DATA PROVIDED>
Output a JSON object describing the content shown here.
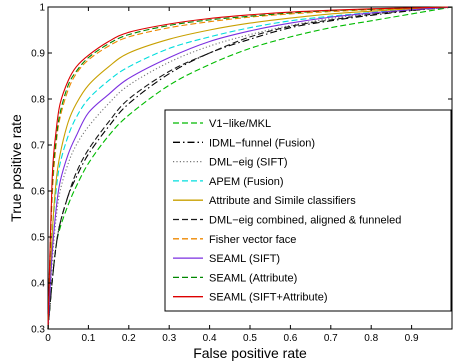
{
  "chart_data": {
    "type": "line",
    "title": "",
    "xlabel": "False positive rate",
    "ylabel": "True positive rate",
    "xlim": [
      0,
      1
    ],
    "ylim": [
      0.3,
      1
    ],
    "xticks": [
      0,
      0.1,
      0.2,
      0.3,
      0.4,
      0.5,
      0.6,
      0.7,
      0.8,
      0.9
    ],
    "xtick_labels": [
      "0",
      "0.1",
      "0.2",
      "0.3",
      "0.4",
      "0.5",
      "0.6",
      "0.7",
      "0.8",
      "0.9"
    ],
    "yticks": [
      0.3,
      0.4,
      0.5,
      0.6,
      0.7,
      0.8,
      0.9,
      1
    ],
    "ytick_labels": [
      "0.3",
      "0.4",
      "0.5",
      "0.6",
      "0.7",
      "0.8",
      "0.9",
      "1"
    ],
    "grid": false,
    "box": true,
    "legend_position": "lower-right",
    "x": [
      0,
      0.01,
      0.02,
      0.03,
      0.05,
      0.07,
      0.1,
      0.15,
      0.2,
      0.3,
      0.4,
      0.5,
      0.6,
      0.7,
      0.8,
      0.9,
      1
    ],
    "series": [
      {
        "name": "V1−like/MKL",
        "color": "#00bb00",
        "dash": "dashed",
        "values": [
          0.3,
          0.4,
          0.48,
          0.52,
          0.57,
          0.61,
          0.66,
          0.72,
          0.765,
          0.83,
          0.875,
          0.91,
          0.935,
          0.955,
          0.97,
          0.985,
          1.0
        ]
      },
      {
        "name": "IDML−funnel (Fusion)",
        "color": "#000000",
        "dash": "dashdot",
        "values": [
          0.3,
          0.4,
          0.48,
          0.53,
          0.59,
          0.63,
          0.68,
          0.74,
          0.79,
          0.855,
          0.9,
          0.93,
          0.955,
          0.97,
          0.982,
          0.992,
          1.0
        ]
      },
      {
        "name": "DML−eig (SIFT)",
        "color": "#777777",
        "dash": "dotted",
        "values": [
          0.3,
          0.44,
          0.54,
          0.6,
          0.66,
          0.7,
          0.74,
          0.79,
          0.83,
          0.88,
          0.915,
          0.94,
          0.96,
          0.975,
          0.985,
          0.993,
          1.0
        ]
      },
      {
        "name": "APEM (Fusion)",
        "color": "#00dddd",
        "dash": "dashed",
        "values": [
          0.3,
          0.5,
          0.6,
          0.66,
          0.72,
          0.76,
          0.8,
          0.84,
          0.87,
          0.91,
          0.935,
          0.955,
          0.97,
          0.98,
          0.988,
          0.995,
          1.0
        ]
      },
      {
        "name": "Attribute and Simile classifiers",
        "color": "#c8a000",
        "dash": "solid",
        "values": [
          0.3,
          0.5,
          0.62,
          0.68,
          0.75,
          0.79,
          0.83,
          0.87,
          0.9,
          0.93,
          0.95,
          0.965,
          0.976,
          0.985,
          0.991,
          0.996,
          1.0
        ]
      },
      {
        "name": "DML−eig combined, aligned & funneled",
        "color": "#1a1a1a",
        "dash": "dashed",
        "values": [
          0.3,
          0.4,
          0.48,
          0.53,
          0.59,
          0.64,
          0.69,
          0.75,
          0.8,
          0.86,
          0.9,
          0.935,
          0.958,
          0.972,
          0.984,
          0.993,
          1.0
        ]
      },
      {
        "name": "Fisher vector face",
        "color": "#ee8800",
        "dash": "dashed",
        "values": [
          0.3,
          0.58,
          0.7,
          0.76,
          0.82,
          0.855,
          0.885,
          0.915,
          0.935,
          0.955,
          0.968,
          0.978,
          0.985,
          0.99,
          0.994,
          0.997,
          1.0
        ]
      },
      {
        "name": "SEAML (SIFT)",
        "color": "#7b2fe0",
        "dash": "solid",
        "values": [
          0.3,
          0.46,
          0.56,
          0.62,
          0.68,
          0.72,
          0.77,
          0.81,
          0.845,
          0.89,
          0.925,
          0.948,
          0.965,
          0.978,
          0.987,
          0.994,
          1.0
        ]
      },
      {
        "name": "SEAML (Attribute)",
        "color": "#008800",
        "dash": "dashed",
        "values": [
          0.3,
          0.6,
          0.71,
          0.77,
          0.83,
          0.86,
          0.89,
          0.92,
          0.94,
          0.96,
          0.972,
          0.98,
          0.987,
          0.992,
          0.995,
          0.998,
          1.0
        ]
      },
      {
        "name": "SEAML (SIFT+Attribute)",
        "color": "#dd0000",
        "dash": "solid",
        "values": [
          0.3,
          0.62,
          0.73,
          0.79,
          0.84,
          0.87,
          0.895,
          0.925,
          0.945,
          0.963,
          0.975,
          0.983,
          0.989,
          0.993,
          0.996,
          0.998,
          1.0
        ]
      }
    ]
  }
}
...
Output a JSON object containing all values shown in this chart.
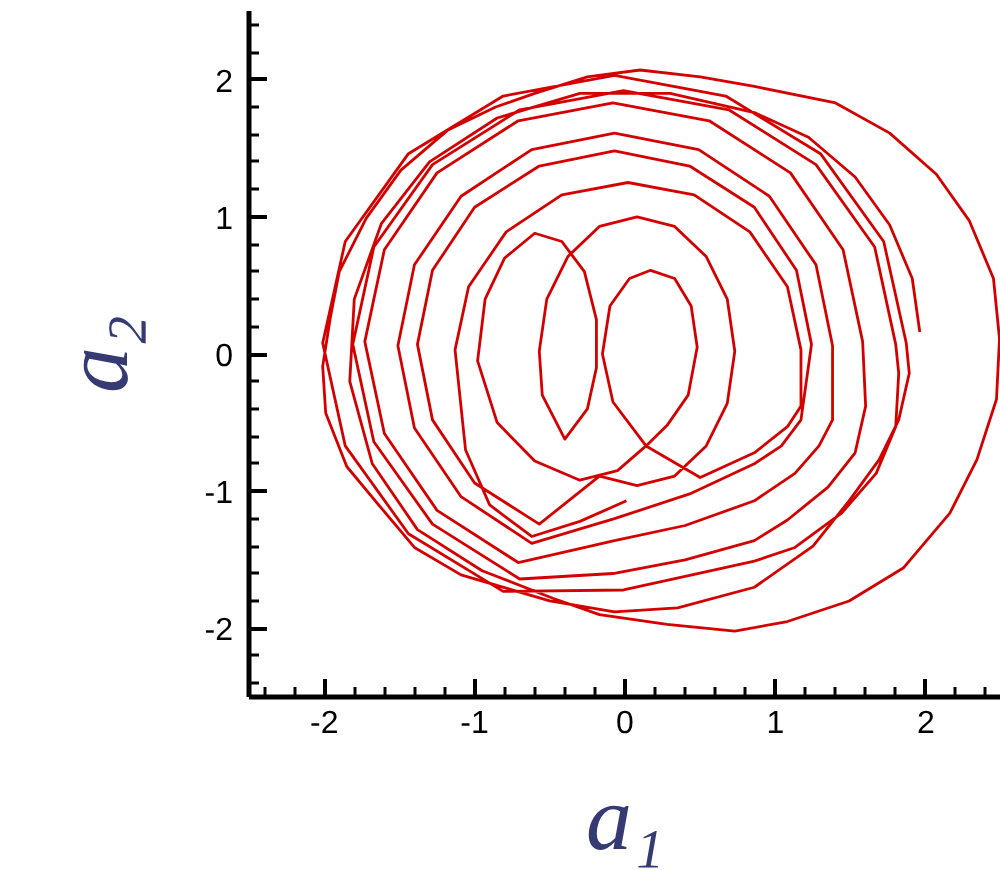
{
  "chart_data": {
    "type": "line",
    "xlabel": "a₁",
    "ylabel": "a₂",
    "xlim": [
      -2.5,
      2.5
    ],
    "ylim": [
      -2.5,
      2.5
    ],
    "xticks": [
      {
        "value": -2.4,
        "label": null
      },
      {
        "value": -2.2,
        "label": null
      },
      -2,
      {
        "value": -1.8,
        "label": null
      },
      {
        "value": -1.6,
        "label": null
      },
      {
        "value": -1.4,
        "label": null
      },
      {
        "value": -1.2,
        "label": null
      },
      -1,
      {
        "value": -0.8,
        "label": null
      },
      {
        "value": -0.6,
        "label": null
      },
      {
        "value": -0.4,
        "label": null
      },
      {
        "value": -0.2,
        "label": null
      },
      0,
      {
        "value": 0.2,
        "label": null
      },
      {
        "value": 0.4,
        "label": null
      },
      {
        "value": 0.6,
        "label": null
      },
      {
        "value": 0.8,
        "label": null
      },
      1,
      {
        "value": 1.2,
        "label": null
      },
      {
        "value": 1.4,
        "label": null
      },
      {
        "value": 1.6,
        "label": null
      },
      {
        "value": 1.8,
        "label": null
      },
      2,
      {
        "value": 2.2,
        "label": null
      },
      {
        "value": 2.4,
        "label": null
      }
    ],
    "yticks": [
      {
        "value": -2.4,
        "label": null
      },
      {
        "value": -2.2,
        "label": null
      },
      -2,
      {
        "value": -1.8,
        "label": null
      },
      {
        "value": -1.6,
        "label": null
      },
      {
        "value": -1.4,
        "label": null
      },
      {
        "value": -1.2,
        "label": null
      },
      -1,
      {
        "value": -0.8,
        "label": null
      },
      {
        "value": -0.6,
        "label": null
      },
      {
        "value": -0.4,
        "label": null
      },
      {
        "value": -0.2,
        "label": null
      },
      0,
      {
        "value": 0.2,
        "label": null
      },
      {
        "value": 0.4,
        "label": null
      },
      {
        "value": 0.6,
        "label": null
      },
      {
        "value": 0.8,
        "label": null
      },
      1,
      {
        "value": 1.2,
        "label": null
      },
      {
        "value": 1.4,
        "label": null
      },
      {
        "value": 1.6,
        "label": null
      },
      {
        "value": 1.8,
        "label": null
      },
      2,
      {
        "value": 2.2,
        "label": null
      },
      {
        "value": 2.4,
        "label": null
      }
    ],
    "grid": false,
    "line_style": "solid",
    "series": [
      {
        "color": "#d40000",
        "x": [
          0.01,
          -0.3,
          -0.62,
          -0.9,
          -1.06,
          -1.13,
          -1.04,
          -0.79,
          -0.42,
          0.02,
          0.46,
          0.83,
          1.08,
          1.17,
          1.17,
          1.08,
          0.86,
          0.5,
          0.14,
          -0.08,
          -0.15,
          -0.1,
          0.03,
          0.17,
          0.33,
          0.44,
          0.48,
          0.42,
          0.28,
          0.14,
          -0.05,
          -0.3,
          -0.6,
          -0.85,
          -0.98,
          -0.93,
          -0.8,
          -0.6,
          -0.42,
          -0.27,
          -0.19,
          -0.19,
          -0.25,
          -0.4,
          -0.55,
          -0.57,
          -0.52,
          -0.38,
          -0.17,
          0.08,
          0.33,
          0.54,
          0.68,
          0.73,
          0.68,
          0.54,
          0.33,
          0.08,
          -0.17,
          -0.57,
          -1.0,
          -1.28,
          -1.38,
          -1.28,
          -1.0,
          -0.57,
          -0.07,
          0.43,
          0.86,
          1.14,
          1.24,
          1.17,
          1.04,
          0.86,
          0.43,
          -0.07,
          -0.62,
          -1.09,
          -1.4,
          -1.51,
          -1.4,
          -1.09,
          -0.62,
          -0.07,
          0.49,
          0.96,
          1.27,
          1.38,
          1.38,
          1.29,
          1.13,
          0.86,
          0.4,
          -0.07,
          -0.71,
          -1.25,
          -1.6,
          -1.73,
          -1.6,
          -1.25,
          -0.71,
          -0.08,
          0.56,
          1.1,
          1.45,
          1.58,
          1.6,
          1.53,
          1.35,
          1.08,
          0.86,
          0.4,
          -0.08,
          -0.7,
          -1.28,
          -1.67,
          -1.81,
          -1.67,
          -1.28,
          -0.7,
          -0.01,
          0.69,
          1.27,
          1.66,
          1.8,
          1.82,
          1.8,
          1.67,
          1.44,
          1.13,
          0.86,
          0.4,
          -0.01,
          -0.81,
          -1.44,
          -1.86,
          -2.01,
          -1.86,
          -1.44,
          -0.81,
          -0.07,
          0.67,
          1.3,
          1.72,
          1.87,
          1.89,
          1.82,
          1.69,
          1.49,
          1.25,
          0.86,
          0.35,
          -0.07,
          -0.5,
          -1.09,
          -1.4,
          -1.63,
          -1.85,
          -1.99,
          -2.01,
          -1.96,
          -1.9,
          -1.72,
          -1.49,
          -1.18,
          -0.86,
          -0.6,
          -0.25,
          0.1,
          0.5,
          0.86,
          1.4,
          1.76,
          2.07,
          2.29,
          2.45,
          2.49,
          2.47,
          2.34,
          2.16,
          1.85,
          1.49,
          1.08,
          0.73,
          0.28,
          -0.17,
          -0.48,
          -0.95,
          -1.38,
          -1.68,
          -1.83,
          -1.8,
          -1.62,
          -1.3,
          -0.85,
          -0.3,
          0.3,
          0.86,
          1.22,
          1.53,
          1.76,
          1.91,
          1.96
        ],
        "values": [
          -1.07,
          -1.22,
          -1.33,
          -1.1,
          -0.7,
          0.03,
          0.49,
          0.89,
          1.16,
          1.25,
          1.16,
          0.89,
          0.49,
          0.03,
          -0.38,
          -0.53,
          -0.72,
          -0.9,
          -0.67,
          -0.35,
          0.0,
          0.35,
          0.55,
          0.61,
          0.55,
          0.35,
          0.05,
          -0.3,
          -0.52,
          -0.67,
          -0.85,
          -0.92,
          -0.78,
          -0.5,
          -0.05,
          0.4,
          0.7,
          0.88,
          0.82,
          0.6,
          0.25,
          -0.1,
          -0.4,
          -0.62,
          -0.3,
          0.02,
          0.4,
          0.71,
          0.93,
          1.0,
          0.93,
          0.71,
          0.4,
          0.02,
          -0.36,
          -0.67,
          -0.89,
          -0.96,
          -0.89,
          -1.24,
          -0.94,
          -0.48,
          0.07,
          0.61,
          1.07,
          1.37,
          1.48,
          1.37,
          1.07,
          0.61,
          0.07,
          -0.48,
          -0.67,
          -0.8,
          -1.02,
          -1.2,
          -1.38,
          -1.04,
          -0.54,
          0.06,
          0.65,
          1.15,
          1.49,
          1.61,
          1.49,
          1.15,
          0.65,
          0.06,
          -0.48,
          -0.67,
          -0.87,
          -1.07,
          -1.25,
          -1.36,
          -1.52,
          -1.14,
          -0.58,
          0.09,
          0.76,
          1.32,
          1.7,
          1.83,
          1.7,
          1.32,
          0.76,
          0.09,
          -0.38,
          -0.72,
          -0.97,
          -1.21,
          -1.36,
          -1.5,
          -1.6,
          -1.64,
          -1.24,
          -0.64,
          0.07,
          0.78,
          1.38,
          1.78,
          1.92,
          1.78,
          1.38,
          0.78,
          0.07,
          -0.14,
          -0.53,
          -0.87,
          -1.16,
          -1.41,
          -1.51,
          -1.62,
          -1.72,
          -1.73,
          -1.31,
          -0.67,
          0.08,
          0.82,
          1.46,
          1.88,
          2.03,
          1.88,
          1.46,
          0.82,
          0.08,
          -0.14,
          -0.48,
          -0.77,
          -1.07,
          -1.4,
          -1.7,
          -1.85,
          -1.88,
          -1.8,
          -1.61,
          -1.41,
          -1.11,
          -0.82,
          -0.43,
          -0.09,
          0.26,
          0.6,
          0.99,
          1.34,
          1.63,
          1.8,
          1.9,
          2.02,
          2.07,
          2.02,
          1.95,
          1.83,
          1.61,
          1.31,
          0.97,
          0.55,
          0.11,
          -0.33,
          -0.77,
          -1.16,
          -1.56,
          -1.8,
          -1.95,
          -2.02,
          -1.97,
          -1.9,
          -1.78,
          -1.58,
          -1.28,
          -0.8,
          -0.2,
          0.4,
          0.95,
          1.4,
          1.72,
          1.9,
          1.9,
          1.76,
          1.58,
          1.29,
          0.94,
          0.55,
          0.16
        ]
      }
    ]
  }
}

PROBLEM>
Collect, from the material above, every line containing the word "JSON".

ANSWER TO THE EXERCISE>
Output a JSON object describing the content shown here.
Output a JSON object containing all values shown in this chart.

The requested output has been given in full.